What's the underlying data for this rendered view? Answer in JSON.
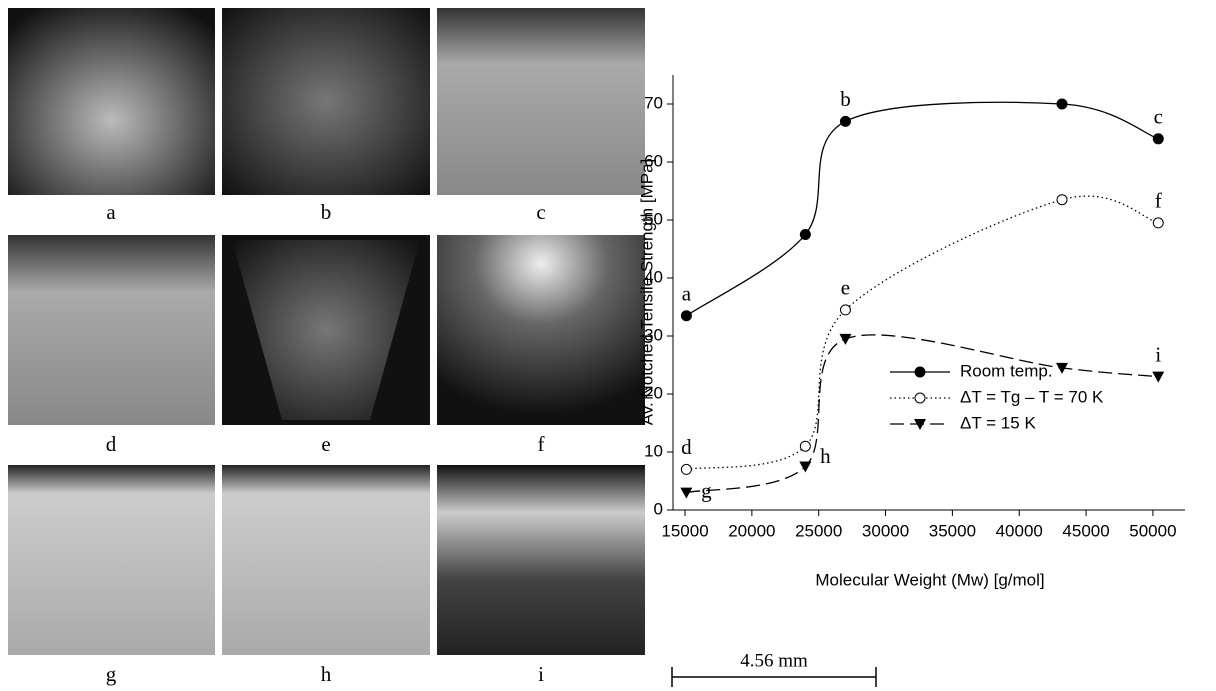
{
  "figure": {
    "panels": [
      "a",
      "b",
      "c",
      "d",
      "e",
      "f",
      "g",
      "h",
      "i"
    ],
    "scale_bar": "4.56 mm"
  },
  "chart_data": {
    "type": "line",
    "x_label": "Molecular Weight (Mw) [g/mol]",
    "y_label": "Av. Notched Tensile Strength  [MPa]",
    "x": [
      15100,
      24000,
      27000,
      43200,
      50400
    ],
    "series": [
      {
        "name": "Room temp.",
        "color": "#000000",
        "style": "solid",
        "marker": "filled-circle",
        "values": [
          33.5,
          47.5,
          67,
          70,
          64
        ],
        "point_labels": [
          "a",
          null,
          "b",
          null,
          "c"
        ]
      },
      {
        "name": "ΔT = Tg – T = 70 K",
        "color": "#000000",
        "style": "dotted",
        "marker": "open-circle",
        "values": [
          7,
          11,
          34.5,
          53.5,
          49.5
        ],
        "point_labels": [
          "d",
          "h",
          "e",
          null,
          "f"
        ]
      },
      {
        "name": "ΔT = 15 K",
        "color": "#000000",
        "style": "dashed",
        "marker": "triangle-down",
        "values": [
          3,
          7.5,
          29.5,
          24.5,
          23
        ],
        "point_labels": [
          "g",
          null,
          null,
          null,
          "i"
        ]
      }
    ],
    "xlim": [
      14100,
      52400
    ],
    "ylim": [
      0,
      75
    ],
    "xticks": [
      15000,
      20000,
      25000,
      30000,
      35000,
      40000,
      45000,
      50000
    ],
    "yticks": [
      0,
      10,
      20,
      30,
      40,
      50,
      60,
      70
    ],
    "grid": false,
    "legend": "lower-right"
  }
}
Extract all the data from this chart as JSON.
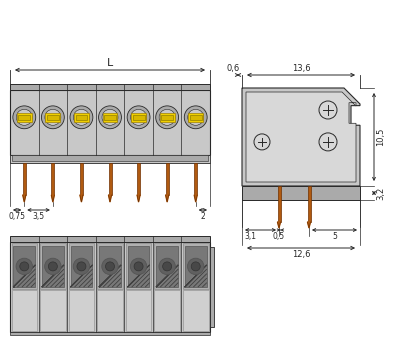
_____
Generate a word-for-word copy of the preceding records, excluding all pictures.

What's the underlying data for this rendered view? Answer in JSON.
{
  "figure": {
    "panels": [
      "a",
      "b",
      "c",
      "d",
      "e",
      "f",
      "g",
      "h",
      "i"
    ],
    "scale_bar": "4.56 mm"
  },
  "chart_data": {
    "type": "line",
    "x_label": "Molecular Weight (Mw) [g/mol]",
    "y_label": "Av. Notched Tensile Strength  [MPa]",
    "x": [
      15100,
      24000,
      27000,
      43200,
      50400
    ],
    "series": [
      {
        "name": "Room temp.",
        "color": "#000000",
        "style": "solid",
        "marker": "filled-circle",
        "values": [
          33.5,
          47.5,
          67,
          70,
          64
        ],
        "point_labels": [
          "a",
          null,
          "b",
          null,
          "c"
        ]
      },
      {
        "name": "ΔT = Tg – T = 70 K",
        "color": "#000000",
        "style": "dotted",
        "marker": "open-circle",
        "values": [
          7,
          11,
          34.5,
          53.5,
          49.5
        ],
        "point_labels": [
          "d",
          "h",
          "e",
          null,
          "f"
        ]
      },
      {
        "name": "ΔT = 15 K",
        "color": "#000000",
        "style": "dashed",
        "marker": "triangle-down",
        "values": [
          3,
          7.5,
          29.5,
          24.5,
          23
        ],
        "point_labels": [
          "g",
          null,
          null,
          null,
          "i"
        ]
      }
    ],
    "xlim": [
      14100,
      52400
    ],
    "ylim": [
      0,
      75
    ],
    "xticks": [
      15000,
      20000,
      25000,
      30000,
      35000,
      40000,
      45000,
      50000
    ],
    "yticks": [
      0,
      10,
      20,
      30,
      40,
      50,
      60,
      70
    ],
    "grid": false,
    "legend": "lower-right"
  }
}
Extract all the data from this chart as JSON.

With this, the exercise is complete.